• The problem
Reproduce the passage below on agency new business and sector growth word for word, in full.

• Excerpted passage
============

He points to brands with business models built on urbanization, like retailers, restaurants and bars and transit. Google said this week that employees won’t be called back to the office until next summer, and with others following suit, brands in urban centers have a tough task getting people downtown or pivoting to the home-based economy. 

RFPs for second-wave COVID-19 planning for fall and winter are also popping up.  

“Companies want to be able to keep the wheels turning at a better rate than the first time around,” explains Wright. 

Sector strength 

Agency leaders point to health communications as a sector fueling a Q3 rebound in new business. 

“It is one of the fastest-growing sectors right now,” says Kate Cronin, Ogilvy U.S. lead for PR and influence and co-president of Ogilvy Health. “A lot of businesses are looking to become wellness companies, while hospitals are moving into telemedicine.”

Employers of all kinds are looking to engage workforces in wellness by creating mindfulness apps, she notes. 

Amy Wendholt, head of global new business at APCO Worldwide, identifies several sector opportunities. 

“Health continues to show significant growth. Additionally, work related to tourism, hospitality and real estate grew, as well, as these sectors try to respond to the impact of the pandemic,” she says. “Nonprofit and charity work has also increased and government work remains strong.”

============

• Dataset extract

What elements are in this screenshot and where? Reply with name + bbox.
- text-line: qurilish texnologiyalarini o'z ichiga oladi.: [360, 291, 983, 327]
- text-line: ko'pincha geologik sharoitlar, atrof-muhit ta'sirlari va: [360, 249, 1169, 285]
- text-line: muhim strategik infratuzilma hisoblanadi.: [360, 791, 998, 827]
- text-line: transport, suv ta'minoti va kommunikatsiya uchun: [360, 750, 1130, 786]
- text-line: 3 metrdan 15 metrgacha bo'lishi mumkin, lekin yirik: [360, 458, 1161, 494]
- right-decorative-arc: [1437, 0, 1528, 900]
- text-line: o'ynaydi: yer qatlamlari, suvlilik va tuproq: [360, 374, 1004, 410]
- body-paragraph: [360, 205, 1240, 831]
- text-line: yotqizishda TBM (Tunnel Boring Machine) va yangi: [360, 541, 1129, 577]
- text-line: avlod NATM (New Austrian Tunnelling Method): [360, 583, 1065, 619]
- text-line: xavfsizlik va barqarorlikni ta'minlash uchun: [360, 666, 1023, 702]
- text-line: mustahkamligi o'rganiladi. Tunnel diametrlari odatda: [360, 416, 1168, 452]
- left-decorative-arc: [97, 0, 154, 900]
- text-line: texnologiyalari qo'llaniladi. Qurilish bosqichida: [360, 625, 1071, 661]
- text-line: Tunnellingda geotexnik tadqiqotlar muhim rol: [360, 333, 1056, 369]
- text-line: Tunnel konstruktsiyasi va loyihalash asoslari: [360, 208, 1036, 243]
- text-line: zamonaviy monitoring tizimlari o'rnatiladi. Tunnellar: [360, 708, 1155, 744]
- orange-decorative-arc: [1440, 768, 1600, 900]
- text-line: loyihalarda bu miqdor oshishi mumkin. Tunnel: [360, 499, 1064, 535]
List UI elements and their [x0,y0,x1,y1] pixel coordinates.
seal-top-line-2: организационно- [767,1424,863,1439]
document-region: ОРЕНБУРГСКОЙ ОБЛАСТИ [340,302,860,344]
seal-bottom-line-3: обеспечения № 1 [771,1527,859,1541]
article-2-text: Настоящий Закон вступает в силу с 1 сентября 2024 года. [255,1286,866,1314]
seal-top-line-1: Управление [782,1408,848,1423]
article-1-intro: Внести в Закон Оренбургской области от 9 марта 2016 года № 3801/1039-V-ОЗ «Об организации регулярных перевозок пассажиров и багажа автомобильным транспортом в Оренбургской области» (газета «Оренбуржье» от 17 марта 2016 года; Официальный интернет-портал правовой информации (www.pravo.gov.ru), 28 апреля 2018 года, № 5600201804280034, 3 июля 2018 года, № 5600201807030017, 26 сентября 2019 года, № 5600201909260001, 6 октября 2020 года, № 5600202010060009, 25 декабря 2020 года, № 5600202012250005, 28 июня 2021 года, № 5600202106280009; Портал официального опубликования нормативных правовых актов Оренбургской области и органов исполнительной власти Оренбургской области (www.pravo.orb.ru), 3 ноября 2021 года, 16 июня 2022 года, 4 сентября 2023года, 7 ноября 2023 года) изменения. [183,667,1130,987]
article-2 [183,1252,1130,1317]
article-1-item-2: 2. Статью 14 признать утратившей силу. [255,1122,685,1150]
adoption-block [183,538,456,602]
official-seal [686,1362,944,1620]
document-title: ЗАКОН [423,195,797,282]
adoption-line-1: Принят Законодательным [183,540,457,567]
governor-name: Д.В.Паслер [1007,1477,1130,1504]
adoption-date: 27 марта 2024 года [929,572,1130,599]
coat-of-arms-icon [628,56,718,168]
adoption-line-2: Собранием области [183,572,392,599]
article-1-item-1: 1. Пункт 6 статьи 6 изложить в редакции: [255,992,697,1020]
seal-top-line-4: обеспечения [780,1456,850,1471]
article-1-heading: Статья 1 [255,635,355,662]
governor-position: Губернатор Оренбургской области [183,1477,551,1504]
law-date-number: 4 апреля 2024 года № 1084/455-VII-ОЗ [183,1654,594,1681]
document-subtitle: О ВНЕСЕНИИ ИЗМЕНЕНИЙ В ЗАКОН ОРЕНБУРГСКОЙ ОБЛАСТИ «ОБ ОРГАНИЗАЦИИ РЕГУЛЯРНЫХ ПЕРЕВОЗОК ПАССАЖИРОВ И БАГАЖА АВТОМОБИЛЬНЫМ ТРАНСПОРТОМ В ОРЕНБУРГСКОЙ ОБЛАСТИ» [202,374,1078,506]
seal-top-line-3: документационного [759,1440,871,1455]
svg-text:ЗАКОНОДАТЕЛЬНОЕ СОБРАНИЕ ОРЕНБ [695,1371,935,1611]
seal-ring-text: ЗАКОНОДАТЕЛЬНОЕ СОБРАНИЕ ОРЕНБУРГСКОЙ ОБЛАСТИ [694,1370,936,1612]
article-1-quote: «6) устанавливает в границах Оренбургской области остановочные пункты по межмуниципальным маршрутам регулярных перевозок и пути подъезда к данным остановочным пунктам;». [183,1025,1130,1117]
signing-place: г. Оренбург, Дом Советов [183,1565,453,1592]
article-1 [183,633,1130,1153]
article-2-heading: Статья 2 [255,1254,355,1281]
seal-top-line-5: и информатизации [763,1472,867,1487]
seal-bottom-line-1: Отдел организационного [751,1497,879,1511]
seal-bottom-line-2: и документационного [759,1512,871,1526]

============

• Solution to this problem
He points to brands with business models built on urbanization, like retailers, restaurants and bars and transit. Google said this week that employees won’t be called back to the office until next summer, and with others following suit, brands in urban centers have a tough task getting people downtown or pivoting to the home-based economy. 

RFPs for second-wave COVID-19 planning for fall and winter are also popping up.  

“Companies want to be able to keep the wheels turning at a better rate than the first time around,” explains Wright. 

Sector strength 

Agency leaders point to health communications as a sector fueling a Q3 rebound in new business. 

“It is one of the fastest-growing sectors right now,” says Kate Cronin, Ogilvy U.S. lead for PR and influence and co-president of Ogilvy Health. “A lot of businesses are looking to become wellness companies, while hospitals are moving into telemedicine.”

Employers of all kinds are looking to engage workforces in wellness by creating mindfulness apps, she notes. 

Amy Wendholt, head of global new business at APCO Worldwide, identifies several sector opportunities. 

“Health continues to show significant growth. Additionally, work related to tourism, hospitality and real estate grew, as well, as these sectors try to respond to the impact of the pandemic,” she says. “Nonprofit and charity work has also increased and government work remains strong.”